- Set task: Reproduce each line that includes the word "will".

-------- Data supplied --------

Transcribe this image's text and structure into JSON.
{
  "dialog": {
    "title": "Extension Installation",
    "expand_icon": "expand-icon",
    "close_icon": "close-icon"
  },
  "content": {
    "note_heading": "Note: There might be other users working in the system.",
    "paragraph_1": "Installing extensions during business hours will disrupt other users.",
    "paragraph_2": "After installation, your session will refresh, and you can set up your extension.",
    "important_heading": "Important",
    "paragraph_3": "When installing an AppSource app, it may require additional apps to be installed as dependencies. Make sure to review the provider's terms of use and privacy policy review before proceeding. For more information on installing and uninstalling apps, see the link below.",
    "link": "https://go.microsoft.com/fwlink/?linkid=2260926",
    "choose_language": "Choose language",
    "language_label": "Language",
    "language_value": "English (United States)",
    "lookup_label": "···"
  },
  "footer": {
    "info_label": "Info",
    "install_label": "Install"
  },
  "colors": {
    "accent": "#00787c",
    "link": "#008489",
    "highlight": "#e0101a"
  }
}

--------
-------- Data supplied --------

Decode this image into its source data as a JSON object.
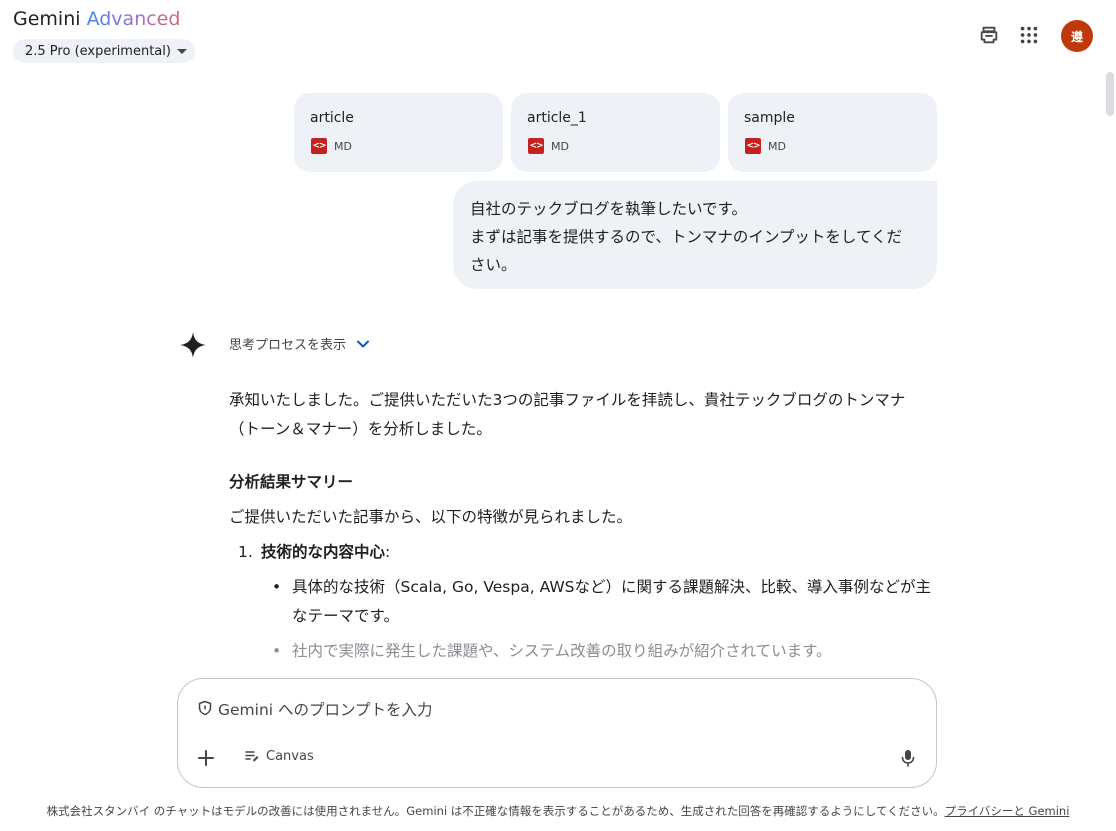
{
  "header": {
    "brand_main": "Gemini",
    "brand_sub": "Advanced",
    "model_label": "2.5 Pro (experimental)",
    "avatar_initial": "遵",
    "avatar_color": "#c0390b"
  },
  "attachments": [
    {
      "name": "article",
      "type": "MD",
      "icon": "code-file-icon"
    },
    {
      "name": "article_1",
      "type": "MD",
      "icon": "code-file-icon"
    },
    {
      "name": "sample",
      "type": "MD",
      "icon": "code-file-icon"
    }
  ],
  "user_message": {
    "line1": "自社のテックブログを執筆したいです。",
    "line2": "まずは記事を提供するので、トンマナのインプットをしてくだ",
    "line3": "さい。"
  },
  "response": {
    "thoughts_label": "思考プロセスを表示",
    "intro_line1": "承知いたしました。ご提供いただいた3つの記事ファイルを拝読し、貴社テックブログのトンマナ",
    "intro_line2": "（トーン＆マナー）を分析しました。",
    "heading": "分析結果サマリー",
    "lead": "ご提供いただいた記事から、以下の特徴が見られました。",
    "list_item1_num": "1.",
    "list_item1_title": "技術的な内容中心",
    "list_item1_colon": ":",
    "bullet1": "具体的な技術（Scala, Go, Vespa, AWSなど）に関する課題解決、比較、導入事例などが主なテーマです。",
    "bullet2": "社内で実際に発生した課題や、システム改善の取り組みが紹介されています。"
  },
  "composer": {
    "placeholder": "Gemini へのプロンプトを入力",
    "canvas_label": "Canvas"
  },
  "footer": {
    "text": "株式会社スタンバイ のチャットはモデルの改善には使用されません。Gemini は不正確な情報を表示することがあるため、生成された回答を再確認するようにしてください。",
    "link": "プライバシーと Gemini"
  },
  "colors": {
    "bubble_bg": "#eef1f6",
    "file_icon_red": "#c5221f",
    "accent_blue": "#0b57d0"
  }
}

--------

- Final result:
    "paragraph_1": "Installing extensions during business hours will disrupt other users.",
    "paragraph_2": "After installation, your session will refresh, and you can set up your extension.",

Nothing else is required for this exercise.